INSTRUCTIONS TO FOLLOW: Please set down every line of the data below without changing a single character, and leave out the pictures.

_ _ _ _ _ _ _

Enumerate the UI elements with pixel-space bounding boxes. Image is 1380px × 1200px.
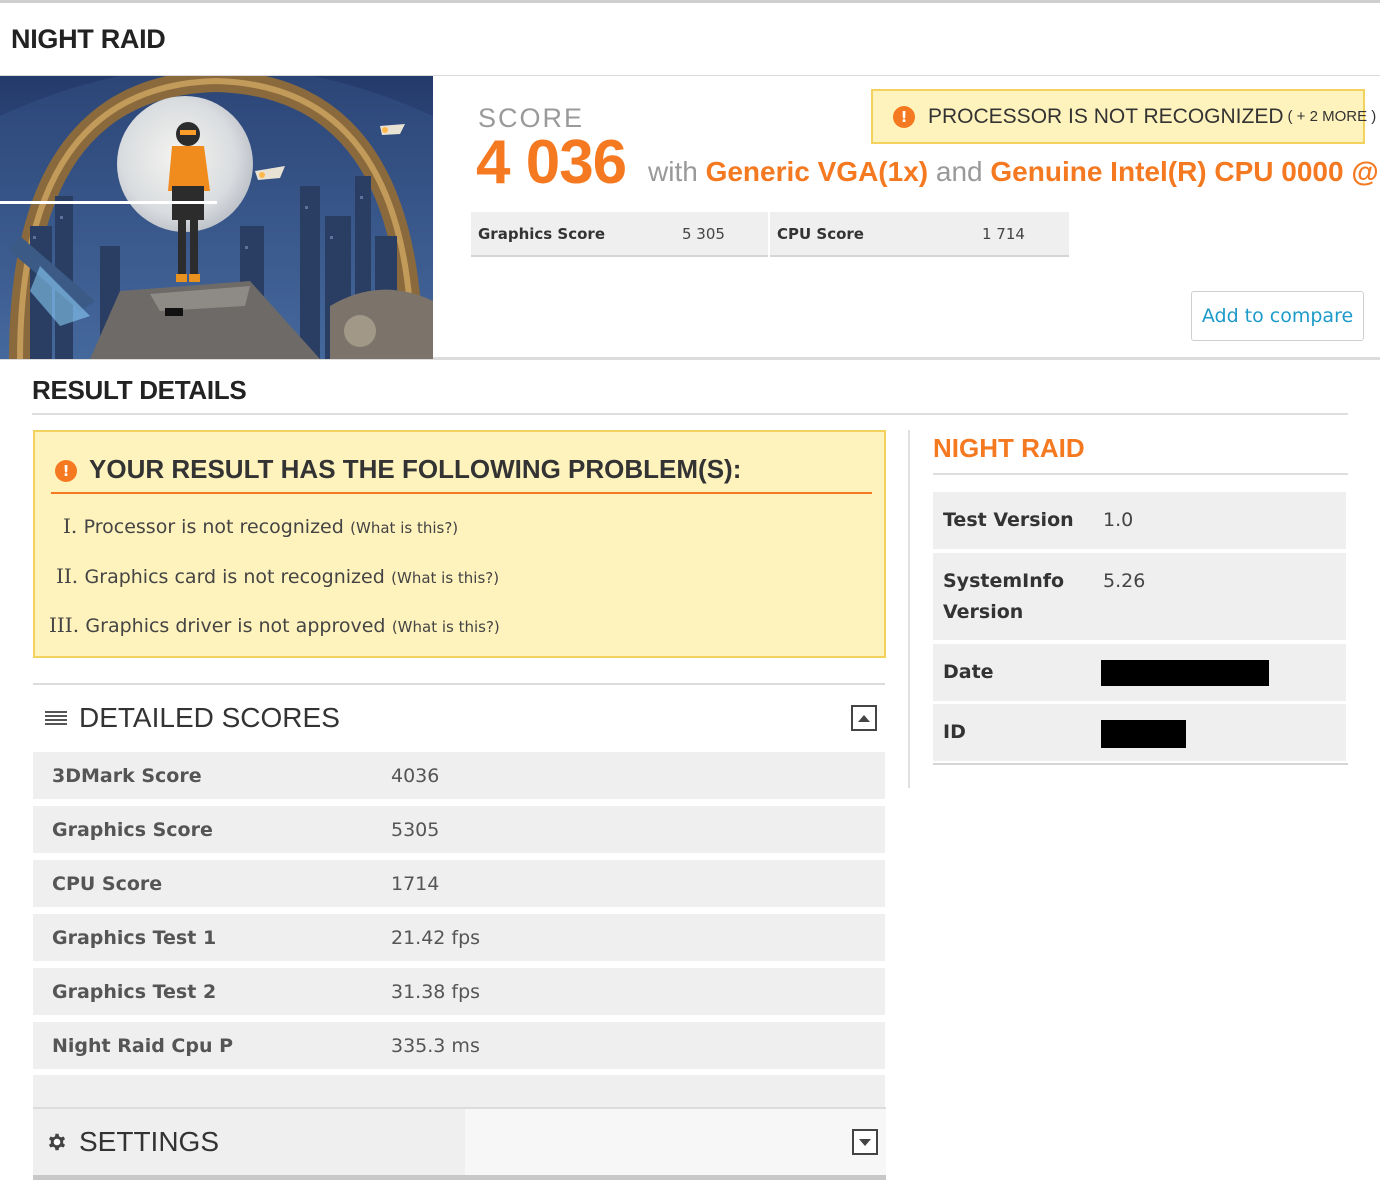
settings-header[interactable]: SETTINGS	[33, 1107, 886, 1175]
info-label: Date	[943, 661, 994, 683]
score-label: Graphics Test 2	[52, 980, 217, 1003]
info-row-systeminfo-version: SystemInfo Version 5.26	[933, 553, 1346, 640]
column-divider	[908, 430, 910, 788]
problem-number: II.	[56, 564, 79, 588]
info-label: Test Version	[943, 509, 1074, 531]
settings-header-bg-right	[465, 1109, 886, 1175]
score-value: 5305	[391, 818, 440, 841]
warning-icon: !	[893, 105, 915, 128]
collapse-button[interactable]	[851, 705, 877, 731]
score-value: 4036	[391, 764, 440, 787]
problems-title: YOUR RESULT HAS THE FOLLOWING PROBLEM(S)…	[89, 454, 742, 484]
what-is-this-link[interactable]: (What is this?)	[350, 519, 458, 537]
problem-item: I. Processor is not recognized (What is …	[63, 514, 458, 538]
overall-score: 4 036	[476, 128, 627, 197]
table-row: 3DMark Score 4036	[33, 752, 885, 799]
what-is-this-link[interactable]: (What is this?)	[391, 569, 499, 587]
processor-warning-banner[interactable]: ! PROCESSOR IS NOT RECOGNIZED ( + 2 MORE…	[871, 89, 1376, 144]
top-rule	[0, 0, 1380, 3]
warning-icon: !	[55, 460, 77, 482]
divider	[933, 473, 1348, 475]
info-row-date: Date	[933, 644, 1346, 701]
table-row: CPU Score 1714	[33, 860, 885, 907]
cpu-link[interactable]: Genuine Intel(R) CPU 0000 @	[990, 156, 1378, 187]
page-title: NIGHT RAID	[11, 24, 166, 54]
sidebar-title: NIGHT RAID	[933, 433, 1085, 463]
score-label: CPU Score	[52, 872, 163, 895]
redacted-value	[1101, 660, 1269, 686]
settings-title: SETTINGS	[79, 1126, 220, 1157]
score-label: Night Raid Cpu P	[52, 1034, 234, 1057]
subscore-value: 5 305	[682, 224, 725, 243]
with-text: with	[648, 156, 698, 187]
detailed-scores-title: DETAILED SCORES	[79, 702, 340, 733]
problem-text: Processor is not recognized	[83, 516, 344, 538]
add-to-compare-button[interactable]: Add to compare	[1191, 291, 1364, 341]
score-label: Graphics Test 1	[52, 926, 217, 949]
list-icon	[45, 711, 67, 725]
subscore-label: Graphics Score	[478, 224, 606, 243]
score-label: Graphics Score	[52, 818, 213, 841]
score-value: 31.38 fps	[391, 980, 481, 1003]
redacted-value	[1101, 720, 1186, 748]
table-row: Graphics Score 5305	[33, 806, 885, 853]
problem-number: I.	[63, 514, 78, 538]
result-details-title: RESULT DETAILS	[32, 375, 247, 405]
gear-icon	[48, 1133, 66, 1151]
subscore-label: CPU Score	[777, 224, 864, 243]
info-row-test-version: Test Version 1.0	[933, 492, 1346, 549]
warning-text: PROCESSOR IS NOT RECOGNIZED	[928, 104, 1284, 128]
table-spacer	[33, 1075, 885, 1107]
system-summary: with Generic VGA(1x) and Genuine Intel(R…	[648, 156, 1379, 188]
table-row: Graphics Test 2 31.38 fps	[33, 968, 885, 1015]
graphics-subscore: Graphics Score 5 305	[471, 212, 768, 257]
table-row: Graphics Test 1 21.42 fps	[33, 914, 885, 961]
problem-text: Graphics card is not recognized	[84, 566, 385, 588]
table-row: Night Raid Cpu P 335.3 ms	[33, 1022, 885, 1069]
problem-text: Graphics driver is not approved	[85, 615, 386, 637]
info-row-id: ID	[933, 704, 1346, 761]
info-label: SystemInfo Version	[943, 570, 1065, 623]
and-text: and	[935, 156, 983, 187]
problem-item: III. Graphics driver is not approved (Wh…	[49, 613, 500, 637]
gpu-link[interactable]: Generic VGA(1x)	[706, 156, 929, 187]
chevron-down-icon	[859, 1138, 871, 1146]
divider	[32, 413, 1348, 415]
what-is-this-link[interactable]: (What is this?)	[392, 618, 500, 636]
warning-more[interactable]: ( + 2 MORE )	[1288, 108, 1377, 125]
night-raid-artwork	[0, 76, 433, 359]
problems-box: ! YOUR RESULT HAS THE FOLLOWING PROBLEM(…	[33, 430, 886, 658]
cpu-subscore: CPU Score 1 714	[770, 212, 1069, 257]
info-value: 5.26	[1103, 570, 1146, 592]
problem-item: II. Graphics card is not recognized (Wha…	[56, 564, 499, 588]
info-label: ID	[943, 721, 966, 743]
score-value: 1714	[391, 872, 440, 895]
expand-button[interactable]	[852, 1129, 878, 1155]
divider	[33, 683, 885, 685]
divider	[33, 1175, 886, 1180]
subscore-value: 1 714	[982, 224, 1025, 243]
chevron-up-icon	[858, 714, 870, 722]
detailed-scores-header[interactable]: DETAILED SCORES	[33, 686, 885, 750]
score-value: 335.3 ms	[391, 1034, 480, 1057]
score-label: 3DMark Score	[52, 764, 202, 787]
result-hero: SCORE 4 036 with Generic VGA(1x) and Gen…	[0, 75, 1380, 360]
problem-number: III.	[49, 613, 80, 637]
problems-header: ! YOUR RESULT HAS THE FOLLOWING PROBLEM(…	[51, 454, 872, 494]
score-value: 21.42 fps	[391, 926, 481, 949]
info-value: 1.0	[1103, 509, 1134, 531]
divider	[933, 763, 1348, 765]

_ _ _ _ _ _ _

CORRECT RESULT:
Enumerate the UI elements with pixel-space bounding boxes. Image is 1380px × 1200px.
settings-header[interactable]: SETTINGS	[33, 1107, 886, 1175]
info-label: Date	[943, 661, 994, 683]
score-label: Graphics Test 2	[52, 980, 217, 1003]
info-row-systeminfo-version: SystemInfo Version 5.26	[933, 553, 1346, 640]
column-divider	[908, 430, 910, 788]
problem-number: II.	[56, 564, 79, 588]
info-label: Test Version	[943, 509, 1074, 531]
settings-header-bg-right	[465, 1109, 886, 1175]
score-value: 5305	[391, 818, 440, 841]
warning-icon: !	[893, 105, 915, 128]
collapse-button[interactable]	[851, 705, 877, 731]
score-value: 4036	[391, 764, 440, 787]
problems-title: YOUR RESULT HAS THE FOLLOWING PROBLEM(S)…	[89, 454, 742, 484]
what-is-this-link[interactable]: (What is this?)	[350, 519, 458, 537]
problem-item: I. Processor is not recognized (What is …	[63, 514, 458, 538]
overall-score: 4 036	[476, 128, 627, 197]
table-row: 3DMark Score 4036	[33, 752, 885, 799]
what-is-this-link[interactable]: (What is this?)	[391, 569, 499, 587]
processor-warning-banner[interactable]: ! PROCESSOR IS NOT RECOGNIZED ( + 2 MORE…	[871, 89, 1376, 144]
top-rule	[0, 0, 1380, 3]
warning-icon: !	[55, 460, 77, 482]
divider	[933, 473, 1348, 475]
info-row-date: Date	[933, 644, 1346, 701]
table-row: CPU Score 1714	[33, 860, 885, 907]
cpu-link[interactable]: Genuine Intel(R) CPU 0000 @	[990, 156, 1378, 187]
page-title: NIGHT RAID	[11, 24, 166, 54]
sidebar-title: NIGHT RAID	[933, 433, 1085, 463]
score-label: CPU Score	[52, 872, 163, 895]
redacted-value	[1101, 660, 1269, 686]
settings-title: SETTINGS	[79, 1126, 220, 1157]
score-label: Night Raid Cpu P	[52, 1034, 234, 1057]
subscore-value: 5 305	[682, 224, 725, 243]
with-text: with	[648, 156, 698, 187]
detailed-scores-title: DETAILED SCORES	[79, 702, 340, 733]
problem-text: Processor is not recognized	[83, 516, 344, 538]
add-to-compare-button[interactable]: Add to compare	[1191, 291, 1364, 341]
score-label: Graphics Test 1	[52, 926, 217, 949]
list-icon	[45, 711, 67, 725]
subscore-label: Graphics Score	[478, 224, 606, 243]
score-label: Graphics Score	[52, 818, 213, 841]
score-value: 31.38 fps	[391, 980, 481, 1003]
redacted-value	[1101, 720, 1186, 748]
table-row: Graphics Score 5305	[33, 806, 885, 853]
problem-number: I.	[63, 514, 78, 538]
result-details-title: RESULT DETAILS	[32, 375, 247, 405]
gear-icon	[48, 1133, 66, 1151]
subscore-label: CPU Score	[777, 224, 864, 243]
info-row-test-version: Test Version 1.0	[933, 492, 1346, 549]
warning-text: PROCESSOR IS NOT RECOGNIZED	[928, 104, 1284, 128]
table-spacer	[33, 1075, 885, 1107]
system-summary: with Generic VGA(1x) and Genuine Intel(R…	[648, 156, 1379, 188]
table-row: Graphics Test 2 31.38 fps	[33, 968, 885, 1015]
graphics-subscore: Graphics Score 5 305	[471, 212, 768, 257]
table-row: Graphics Test 1 21.42 fps	[33, 914, 885, 961]
problem-text: Graphics card is not recognized	[84, 566, 385, 588]
table-row: Night Raid Cpu P 335.3 ms	[33, 1022, 885, 1069]
problem-text: Graphics driver is not approved	[85, 615, 386, 637]
info-row-id: ID	[933, 704, 1346, 761]
info-label: SystemInfo Version	[943, 570, 1065, 623]
and-text: and	[935, 156, 983, 187]
problem-item: III. Graphics driver is not approved (Wh…	[49, 613, 500, 637]
gpu-link[interactable]: Generic VGA(1x)	[706, 156, 929, 187]
chevron-down-icon	[859, 1138, 871, 1146]
divider	[32, 413, 1348, 415]
what-is-this-link[interactable]: (What is this?)	[392, 618, 500, 636]
warning-more[interactable]: ( + 2 MORE )	[1288, 108, 1377, 125]
night-raid-artwork	[0, 76, 433, 359]
problems-box: ! YOUR RESULT HAS THE FOLLOWING PROBLEM(…	[33, 430, 886, 658]
cpu-subscore: CPU Score 1 714	[770, 212, 1069, 257]
info-value: 5.26	[1103, 570, 1146, 592]
problem-item: II. Graphics card is not recognized (Wha…	[56, 564, 499, 588]
info-label: ID	[943, 721, 966, 743]
score-value: 1714	[391, 872, 440, 895]
expand-button[interactable]	[852, 1129, 878, 1155]
divider	[33, 683, 885, 685]
divider	[33, 1175, 886, 1180]
subscore-value: 1 714	[982, 224, 1025, 243]
chevron-up-icon	[858, 714, 870, 722]
detailed-scores-header[interactable]: DETAILED SCORES	[33, 686, 885, 750]
score-value: 335.3 ms	[391, 1034, 480, 1057]
score-label: 3DMark Score	[52, 764, 202, 787]
result-hero: SCORE 4 036 with Generic VGA(1x) and Gen…	[0, 75, 1380, 360]
problem-number: III.	[49, 613, 80, 637]
problems-header: ! YOUR RESULT HAS THE FOLLOWING PROBLEM(…	[51, 454, 872, 494]
score-value: 21.42 fps	[391, 926, 481, 949]
info-value: 1.0	[1103, 509, 1134, 531]
divider	[933, 763, 1348, 765]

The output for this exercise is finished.